> [Stored records]:

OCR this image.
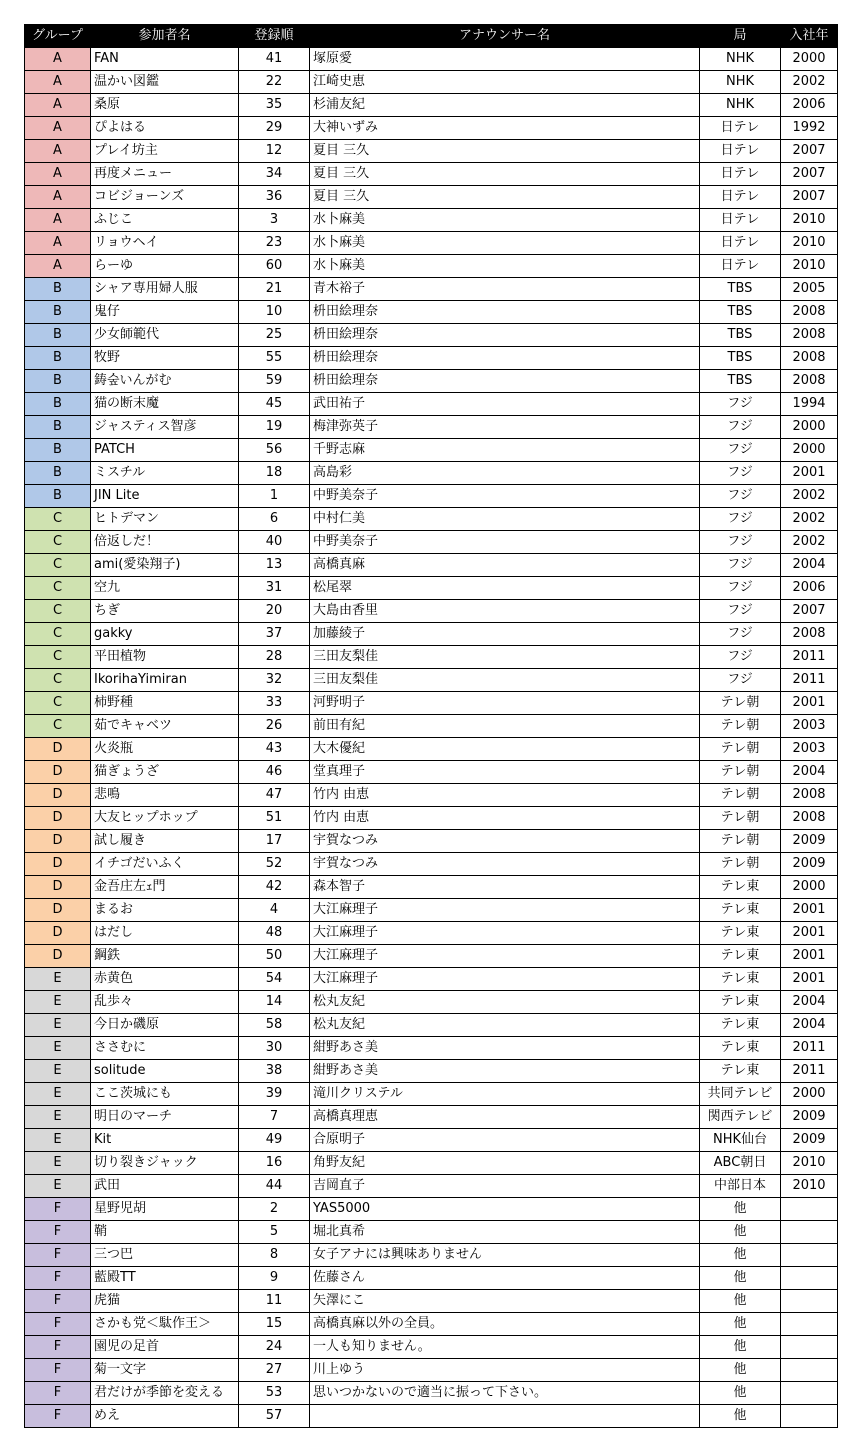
グループ	参加者名	登録順	アナウンサー名	局	入社年
A	FAN	41	塚原愛	NHK	2000
A	温かい図鑑	22	江崎史恵	NHK	2002
A	桑原	35	杉浦友紀	NHK	2006
A	ぴよはる	29	大神いずみ	日テレ	1992
A	プレイ坊主	12	夏目 三久	日テレ	2007
A	再度メニュー	34	夏目 三久	日テレ	2007
A	コビジョーンズ	36	夏目 三久	日テレ	2007
A	ふじこ	3	水卜麻美	日テレ	2010
A	リョウヘイ	23	水卜麻美	日テレ	2010
A	らーゆ	60	水卜麻美	日テレ	2010
B	シャア専用婦人服	21	青木裕子	TBS	2005
B	鬼仔	10	枡田絵理奈	TBS	2008
B	少女師範代	25	枡田絵理奈	TBS	2008
B	牧野	55	枡田絵理奈	TBS	2008
B	鋳숲いんがむ	59	枡田絵理奈	TBS	2008
B	猫の断末魔	45	武田祐子	フジ	1994
B	ジャスティス智彦	19	梅津弥英子	フジ	2000
B	PATCH	56	千野志麻	フジ	2000
B	ミスチル	18	高島彩	フジ	2001
B	JIN Lite	1	中野美奈子	フジ	2002
C	ヒトデマン	6	中村仁美	フジ	2002
C	倍返しだ！	40	中野美奈子	フジ	2002
C	ami(愛染翔子)	13	高橋真麻	フジ	2004
C	空九	31	松尾翠	フジ	2006
C	ちぎ	20	大島由香里	フジ	2007
C	gakky	37	加藤綾子	フジ	2008
C	平田植物	28	三田友梨佳	フジ	2011
C	IkorihaYimiran	32	三田友梨佳	フジ	2011
C	柿野種	33	河野明子	テレ朝	2001
C	茹でキャベツ	26	前田有紀	テレ朝	2003
D	火炎瓶	43	大木優紀	テレ朝	2003
D	猫ぎょうざ	46	堂真理子	テレ朝	2004
D	悲鳴	47	竹内 由恵	テレ朝	2008
D	大友ヒップホップ	51	竹内 由恵	テレ朝	2008
D	試し履き	17	宇賀なつみ	テレ朝	2009
D	イチゴだいふく	52	宇賀なつみ	テレ朝	2009
D	金吾庄左ｪ門	42	森本智子	テレ東	2000
D	まるお	4	大江麻理子	テレ東	2001
D	はだし	48	大江麻理子	テレ東	2001
D	鋼鉄	50	大江麻理子	テレ東	2001
E	赤黄色	54	大江麻理子	テレ東	2001
E	乱歩々	14	松丸友紀	テレ東	2004
E	今日か磯原	58	松丸友紀	テレ東	2004
E	ささむに	30	紺野あさ美	テレ東	2011
E	solitude	38	紺野あさ美	テレ東	2011
E	ここ茨城にも	39	滝川クリステル	共同テレビ	2000
E	明日のマーチ	7	高橋真理恵	関西テレビ	2009
E	Kit	49	合原明子	NHK仙台	2009
E	切り裂きジャック	16	角野友紀	ABC朝日	2010
E	武田	44	吉岡直子	中部日本	2010
F	星野児胡	2	YAS5000	他	
F	鞘	5	堀北真希	他	
F	三つ巴	8	女子アナには興味ありません	他	
F	藍殿TT	9	佐藤さん	他	
F	虎猫	11	矢澤にこ	他	
F	さかも党＜駄作王＞	15	高橋真麻以外の全員。	他	
F	園児の足首	24	一人も知りません。	他	
F	菊一文字	27	川上ゆう	他	
F	君だけが季節を変える	53	思いつかないので適当に振って下さい。	他	
F	めえ	57		他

> [Objective]: Repeat the material above verbatim, with no pictures in the output.

> [Finished answer]:
OCR this image.
グループ	参加者名	登録順	アナウンサー名	局	入社年
A	FAN	41	塚原愛	NHK	2000
A	温かい図鑑	22	江崎史恵	NHK	2002
A	桑原	35	杉浦友紀	NHK	2006
A	ぴよはる	29	大神いずみ	日テレ	1992
A	プレイ坊主	12	夏目 三久	日テレ	2007
A	再度メニュー	34	夏目 三久	日テレ	2007
A	コビジョーンズ	36	夏目 三久	日テレ	2007
A	ふじこ	3	水卜麻美	日テレ	2010
A	リョウヘイ	23	水卜麻美	日テレ	2010
A	らーゆ	60	水卜麻美	日テレ	2010
B	シャア専用婦人服	21	青木裕子	TBS	2005
B	鬼仔	10	枡田絵理奈	TBS	2008
B	少女師範代	25	枡田絵理奈	TBS	2008
B	牧野	55	枡田絵理奈	TBS	2008
B	鋳숲いんがむ	59	枡田絵理奈	TBS	2008
B	猫の断末魔	45	武田祐子	フジ	1994
B	ジャスティス智彦	19	梅津弥英子	フジ	2000
B	PATCH	56	千野志麻	フジ	2000
B	ミスチル	18	高島彩	フジ	2001
B	JIN Lite	1	中野美奈子	フジ	2002
C	ヒトデマン	6	中村仁美	フジ	2002
C	倍返しだ！	40	中野美奈子	フジ	2002
C	ami(愛染翔子)	13	高橋真麻	フジ	2004
C	空九	31	松尾翠	フジ	2006
C	ちぎ	20	大島由香里	フジ	2007
C	gakky	37	加藤綾子	フジ	2008
C	平田植物	28	三田友梨佳	フジ	2011
C	IkorihaYimiran	32	三田友梨佳	フジ	2011
C	柿野種	33	河野明子	テレ朝	2001
C	茹でキャベツ	26	前田有紀	テレ朝	2003
D	火炎瓶	43	大木優紀	テレ朝	2003
D	猫ぎょうざ	46	堂真理子	テレ朝	2004
D	悲鳴	47	竹内 由恵	テレ朝	2008
D	大友ヒップホップ	51	竹内 由恵	テレ朝	2008
D	試し履き	17	宇賀なつみ	テレ朝	2009
D	イチゴだいふく	52	宇賀なつみ	テレ朝	2009
D	金吾庄左ｪ門	42	森本智子	テレ東	2000
D	まるお	4	大江麻理子	テレ東	2001
D	はだし	48	大江麻理子	テレ東	2001
D	鋼鉄	50	大江麻理子	テレ東	2001
E	赤黄色	54	大江麻理子	テレ東	2001
E	乱歩々	14	松丸友紀	テレ東	2004
E	今日か磯原	58	松丸友紀	テレ東	2004
E	ささむに	30	紺野あさ美	テレ東	2011
E	solitude	38	紺野あさ美	テレ東	2011
E	ここ茨城にも	39	滝川クリステル	共同テレビ	2000
E	明日のマーチ	7	高橋真理恵	関西テレビ	2009
E	Kit	49	合原明子	NHK仙台	2009
E	切り裂きジャック	16	角野友紀	ABC朝日	2010
E	武田	44	吉岡直子	中部日本	2010
F	星野児胡	2	YAS5000	他	
F	鞘	5	堀北真希	他	
F	三つ巴	8	女子アナには興味ありません	他	
F	藍殿TT	9	佐藤さん	他	
F	虎猫	11	矢澤にこ	他	
F	さかも党＜駄作王＞	15	高橋真麻以外の全員。	他	
F	園児の足首	24	一人も知りません。	他	
F	菊一文字	27	川上ゆう	他	
F	君だけが季節を変える	53	思いつかないので適当に振って下さい。	他	
F	めえ	57		他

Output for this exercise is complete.